_TASK TO COMPLETE_: Copy out every line of the entries below word for word, leaving out the pictures.

_DATA FOR PROCESSING_:
-- Start --
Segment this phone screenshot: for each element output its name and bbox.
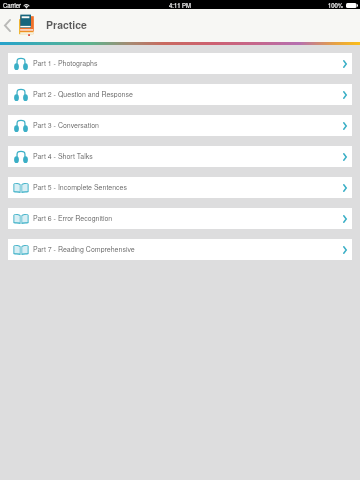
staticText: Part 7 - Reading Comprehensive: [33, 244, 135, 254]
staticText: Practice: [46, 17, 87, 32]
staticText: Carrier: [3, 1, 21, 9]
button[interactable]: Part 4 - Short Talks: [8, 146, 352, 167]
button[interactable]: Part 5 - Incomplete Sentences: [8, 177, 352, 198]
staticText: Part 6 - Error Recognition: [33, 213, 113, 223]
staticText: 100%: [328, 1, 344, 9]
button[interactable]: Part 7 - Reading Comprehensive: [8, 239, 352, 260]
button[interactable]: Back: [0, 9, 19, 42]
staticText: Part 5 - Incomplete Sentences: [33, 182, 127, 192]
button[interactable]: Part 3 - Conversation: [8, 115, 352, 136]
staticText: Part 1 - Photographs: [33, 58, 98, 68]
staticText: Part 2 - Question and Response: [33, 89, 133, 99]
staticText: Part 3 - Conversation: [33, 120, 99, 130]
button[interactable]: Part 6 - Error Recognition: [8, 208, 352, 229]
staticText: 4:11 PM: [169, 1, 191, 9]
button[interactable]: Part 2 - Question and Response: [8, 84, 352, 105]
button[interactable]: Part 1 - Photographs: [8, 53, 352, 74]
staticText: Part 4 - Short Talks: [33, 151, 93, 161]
-- End --
_TASK ANSWER_:
Segment this phone screenshot: for each element output its name and bbox.
staticText: Part 7 - Reading Comprehensive: [33, 244, 135, 254]
staticText: Practice: [46, 17, 87, 32]
staticText: Carrier: [3, 1, 21, 9]
button[interactable]: Part 4 - Short Talks: [8, 146, 352, 167]
button[interactable]: Part 5 - Incomplete Sentences: [8, 177, 352, 198]
staticText: Part 6 - Error Recognition: [33, 213, 113, 223]
staticText: 100%: [328, 1, 344, 9]
button[interactable]: Part 7 - Reading Comprehensive: [8, 239, 352, 260]
button[interactable]: Back: [0, 9, 19, 42]
staticText: Part 5 - Incomplete Sentences: [33, 182, 127, 192]
button[interactable]: Part 3 - Conversation: [8, 115, 352, 136]
staticText: Part 1 - Photographs: [33, 58, 98, 68]
staticText: Part 2 - Question and Response: [33, 89, 133, 99]
staticText: Part 3 - Conversation: [33, 120, 99, 130]
button[interactable]: Part 6 - Error Recognition: [8, 208, 352, 229]
staticText: 4:11 PM: [169, 1, 191, 9]
button[interactable]: Part 2 - Question and Response: [8, 84, 352, 105]
button[interactable]: Part 1 - Photographs: [8, 53, 352, 74]
staticText: Part 4 - Short Talks: [33, 151, 93, 161]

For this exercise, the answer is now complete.